:: MATERIAL ::

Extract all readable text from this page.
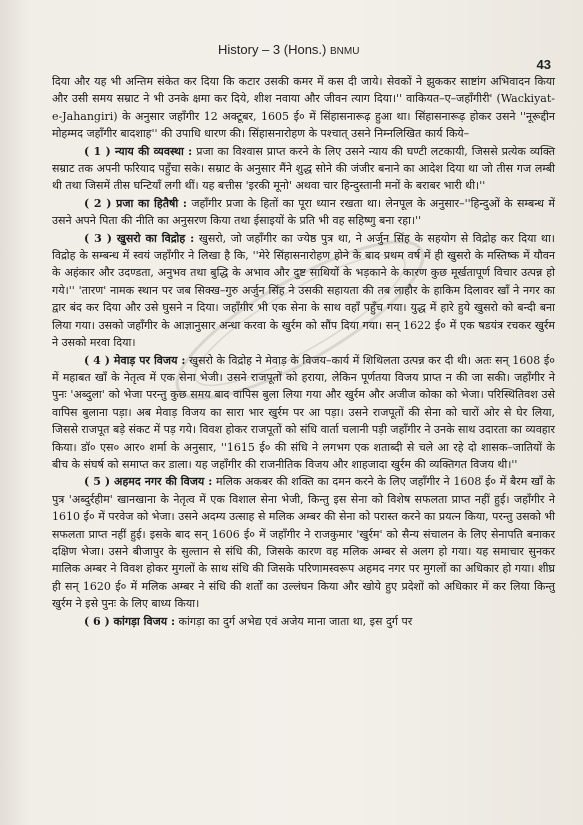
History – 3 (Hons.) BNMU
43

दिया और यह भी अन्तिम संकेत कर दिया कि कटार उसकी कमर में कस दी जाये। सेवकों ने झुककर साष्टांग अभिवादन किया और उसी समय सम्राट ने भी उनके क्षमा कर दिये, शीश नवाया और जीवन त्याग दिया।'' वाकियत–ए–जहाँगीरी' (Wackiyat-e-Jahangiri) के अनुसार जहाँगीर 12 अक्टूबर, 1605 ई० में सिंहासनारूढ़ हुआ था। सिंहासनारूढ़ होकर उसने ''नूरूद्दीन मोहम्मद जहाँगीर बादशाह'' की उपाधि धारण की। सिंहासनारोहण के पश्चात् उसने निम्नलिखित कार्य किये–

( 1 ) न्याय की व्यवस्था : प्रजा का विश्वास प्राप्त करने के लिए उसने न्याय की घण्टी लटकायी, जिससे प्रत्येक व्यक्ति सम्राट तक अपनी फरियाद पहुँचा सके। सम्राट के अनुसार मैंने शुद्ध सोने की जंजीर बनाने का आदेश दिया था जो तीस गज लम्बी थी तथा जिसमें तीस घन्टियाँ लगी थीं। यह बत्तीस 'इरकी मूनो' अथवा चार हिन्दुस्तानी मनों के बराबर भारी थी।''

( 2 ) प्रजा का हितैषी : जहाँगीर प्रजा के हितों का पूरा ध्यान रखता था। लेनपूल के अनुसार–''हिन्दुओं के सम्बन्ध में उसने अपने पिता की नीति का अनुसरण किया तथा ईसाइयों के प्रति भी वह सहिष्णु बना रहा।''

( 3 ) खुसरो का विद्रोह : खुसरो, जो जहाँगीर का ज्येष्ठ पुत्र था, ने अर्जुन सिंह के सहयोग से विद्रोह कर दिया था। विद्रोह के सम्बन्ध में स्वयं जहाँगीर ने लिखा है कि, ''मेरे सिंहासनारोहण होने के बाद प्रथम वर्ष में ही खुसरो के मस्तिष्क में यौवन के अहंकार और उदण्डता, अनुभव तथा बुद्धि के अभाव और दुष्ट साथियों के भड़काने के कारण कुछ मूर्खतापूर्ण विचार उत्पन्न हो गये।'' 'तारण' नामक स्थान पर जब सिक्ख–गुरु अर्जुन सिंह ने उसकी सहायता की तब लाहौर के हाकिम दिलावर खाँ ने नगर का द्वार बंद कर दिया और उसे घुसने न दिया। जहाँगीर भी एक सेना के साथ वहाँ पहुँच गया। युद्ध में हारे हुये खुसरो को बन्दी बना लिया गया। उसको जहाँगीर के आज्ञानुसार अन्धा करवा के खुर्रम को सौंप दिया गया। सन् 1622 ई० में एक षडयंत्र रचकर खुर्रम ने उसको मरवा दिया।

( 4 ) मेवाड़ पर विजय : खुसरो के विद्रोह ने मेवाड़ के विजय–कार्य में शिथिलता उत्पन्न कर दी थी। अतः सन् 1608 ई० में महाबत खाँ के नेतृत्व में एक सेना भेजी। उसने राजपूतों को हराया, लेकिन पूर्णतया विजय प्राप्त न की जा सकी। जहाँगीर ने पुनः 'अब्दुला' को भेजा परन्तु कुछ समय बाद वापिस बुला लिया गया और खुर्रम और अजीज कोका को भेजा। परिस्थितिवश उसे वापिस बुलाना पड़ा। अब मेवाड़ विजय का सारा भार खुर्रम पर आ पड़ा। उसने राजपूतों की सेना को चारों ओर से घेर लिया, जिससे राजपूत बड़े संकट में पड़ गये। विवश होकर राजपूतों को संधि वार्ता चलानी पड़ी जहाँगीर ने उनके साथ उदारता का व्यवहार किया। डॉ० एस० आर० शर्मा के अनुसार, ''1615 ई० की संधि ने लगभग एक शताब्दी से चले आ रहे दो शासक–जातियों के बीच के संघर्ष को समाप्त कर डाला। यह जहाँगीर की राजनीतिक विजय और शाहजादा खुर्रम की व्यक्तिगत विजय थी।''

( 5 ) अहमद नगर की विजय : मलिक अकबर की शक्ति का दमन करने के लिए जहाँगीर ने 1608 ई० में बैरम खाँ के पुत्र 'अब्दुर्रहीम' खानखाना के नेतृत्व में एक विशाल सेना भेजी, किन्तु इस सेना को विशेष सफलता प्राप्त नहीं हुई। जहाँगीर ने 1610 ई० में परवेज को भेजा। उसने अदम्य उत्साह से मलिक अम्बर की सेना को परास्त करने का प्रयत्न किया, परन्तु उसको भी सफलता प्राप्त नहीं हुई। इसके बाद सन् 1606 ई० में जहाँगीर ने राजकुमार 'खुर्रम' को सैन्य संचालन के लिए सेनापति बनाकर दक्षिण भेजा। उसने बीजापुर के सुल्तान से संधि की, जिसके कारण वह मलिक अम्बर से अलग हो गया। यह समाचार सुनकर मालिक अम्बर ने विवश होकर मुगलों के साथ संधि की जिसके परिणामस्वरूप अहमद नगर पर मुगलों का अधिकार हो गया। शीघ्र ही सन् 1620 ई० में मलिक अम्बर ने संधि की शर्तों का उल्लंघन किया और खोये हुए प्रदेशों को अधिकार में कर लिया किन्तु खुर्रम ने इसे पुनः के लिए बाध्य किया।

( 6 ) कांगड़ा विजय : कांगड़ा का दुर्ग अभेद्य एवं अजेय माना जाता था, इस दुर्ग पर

:::

* [EXERCISE REQUIREMENTS] Without including any pictures, reproduce the listing exactly.

* [SOLUTION FOR THIS EXERCISE]
Extract all readable text from this page.
History – 3 (Hons.) BNMU
43

दिया और यह भी अन्तिम संकेत कर दिया कि कटार उसकी कमर में कस दी जाये। सेवकों ने झुककर साष्टांग अभिवादन किया और उसी समय सम्राट ने भी उनके क्षमा कर दिये, शीश नवाया और जीवन त्याग दिया।'' वाकियत–ए–जहाँगीरी' (Wackiyat-e-Jahangiri) के अनुसार जहाँगीर 12 अक्टूबर, 1605 ई० में सिंहासनारूढ़ हुआ था। सिंहासनारूढ़ होकर उसने ''नूरूद्दीन मोहम्मद जहाँगीर बादशाह'' की उपाधि धारण की। सिंहासनारोहण के पश्चात् उसने निम्नलिखित कार्य किये–

( 1 ) न्याय की व्यवस्था : प्रजा का विश्वास प्राप्त करने के लिए उसने न्याय की घण्टी लटकायी, जिससे प्रत्येक व्यक्ति सम्राट तक अपनी फरियाद पहुँचा सके। सम्राट के अनुसार मैंने शुद्ध सोने की जंजीर बनाने का आदेश दिया था जो तीस गज लम्बी थी तथा जिसमें तीस घन्टियाँ लगी थीं। यह बत्तीस 'इरकी मूनो' अथवा चार हिन्दुस्तानी मनों के बराबर भारी थी।''

( 2 ) प्रजा का हितैषी : जहाँगीर प्रजा के हितों का पूरा ध्यान रखता था। लेनपूल के अनुसार–''हिन्दुओं के सम्बन्ध में उसने अपने पिता की नीति का अनुसरण किया तथा ईसाइयों के प्रति भी वह सहिष्णु बना रहा।''

( 3 ) खुसरो का विद्रोह : खुसरो, जो जहाँगीर का ज्येष्ठ पुत्र था, ने अर्जुन सिंह के सहयोग से विद्रोह कर दिया था। विद्रोह के सम्बन्ध में स्वयं जहाँगीर ने लिखा है कि, ''मेरे सिंहासनारोहण होने के बाद प्रथम वर्ष में ही खुसरो के मस्तिष्क में यौवन के अहंकार और उदण्डता, अनुभव तथा बुद्धि के अभाव और दुष्ट साथियों के भड़काने के कारण कुछ मूर्खतापूर्ण विचार उत्पन्न हो गये।'' 'तारण' नामक स्थान पर जब सिक्ख–गुरु अर्जुन सिंह ने उसकी सहायता की तब लाहौर के हाकिम दिलावर खाँ ने नगर का द्वार बंद कर दिया और उसे घुसने न दिया। जहाँगीर भी एक सेना के साथ वहाँ पहुँच गया। युद्ध में हारे हुये खुसरो को बन्दी बना लिया गया। उसको जहाँगीर के आज्ञानुसार अन्धा करवा के खुर्रम को सौंप दिया गया। सन् 1622 ई० में एक षडयंत्र रचकर खुर्रम ने उसको मरवा दिया।

( 4 ) मेवाड़ पर विजय : खुसरो के विद्रोह ने मेवाड़ के विजय–कार्य में शिथिलता उत्पन्न कर दी थी। अतः सन् 1608 ई० में महाबत खाँ के नेतृत्व में एक सेना भेजी। उसने राजपूतों को हराया, लेकिन पूर्णतया विजय प्राप्त न की जा सकी। जहाँगीर ने पुनः 'अब्दुला' को भेजा परन्तु कुछ समय बाद वापिस बुला लिया गया और खुर्रम और अजीज कोका को भेजा। परिस्थितिवश उसे वापिस बुलाना पड़ा। अब मेवाड़ विजय का सारा भार खुर्रम पर आ पड़ा। उसने राजपूतों की सेना को चारों ओर से घेर लिया, जिससे राजपूत बड़े संकट में पड़ गये। विवश होकर राजपूतों को संधि वार्ता चलानी पड़ी जहाँगीर ने उनके साथ उदारता का व्यवहार किया। डॉ० एस० आर० शर्मा के अनुसार, ''1615 ई० की संधि ने लगभग एक शताब्दी से चले आ रहे दो शासक–जातियों के बीच के संघर्ष को समाप्त कर डाला। यह जहाँगीर की राजनीतिक विजय और शाहजादा खुर्रम की व्यक्तिगत विजय थी।''

( 5 ) अहमद नगर की विजय : मलिक अकबर की शक्ति का दमन करने के लिए जहाँगीर ने 1608 ई० में बैरम खाँ के पुत्र 'अब्दुर्रहीम' खानखाना के नेतृत्व में एक विशाल सेना भेजी, किन्तु इस सेना को विशेष सफलता प्राप्त नहीं हुई। जहाँगीर ने 1610 ई० में परवेज को भेजा। उसने अदम्य उत्साह से मलिक अम्बर की सेना को परास्त करने का प्रयत्न किया, परन्तु उसको भी सफलता प्राप्त नहीं हुई। इसके बाद सन् 1606 ई० में जहाँगीर ने राजकुमार 'खुर्रम' को सैन्य संचालन के लिए सेनापति बनाकर दक्षिण भेजा। उसने बीजापुर के सुल्तान से संधि की, जिसके कारण वह मलिक अम्बर से अलग हो गया। यह समाचार सुनकर मालिक अम्बर ने विवश होकर मुगलों के साथ संधि की जिसके परिणामस्वरूप अहमद नगर पर मुगलों का अधिकार हो गया। शीघ्र ही सन् 1620 ई० में मलिक अम्बर ने संधि की शर्तों का उल्लंघन किया और खोये हुए प्रदेशों को अधिकार में कर लिया किन्तु खुर्रम ने इसे पुनः के लिए बाध्य किया।

( 6 ) कांगड़ा विजय : कांगड़ा का दुर्ग अभेद्य एवं अजेय माना जाता था, इस दुर्ग पर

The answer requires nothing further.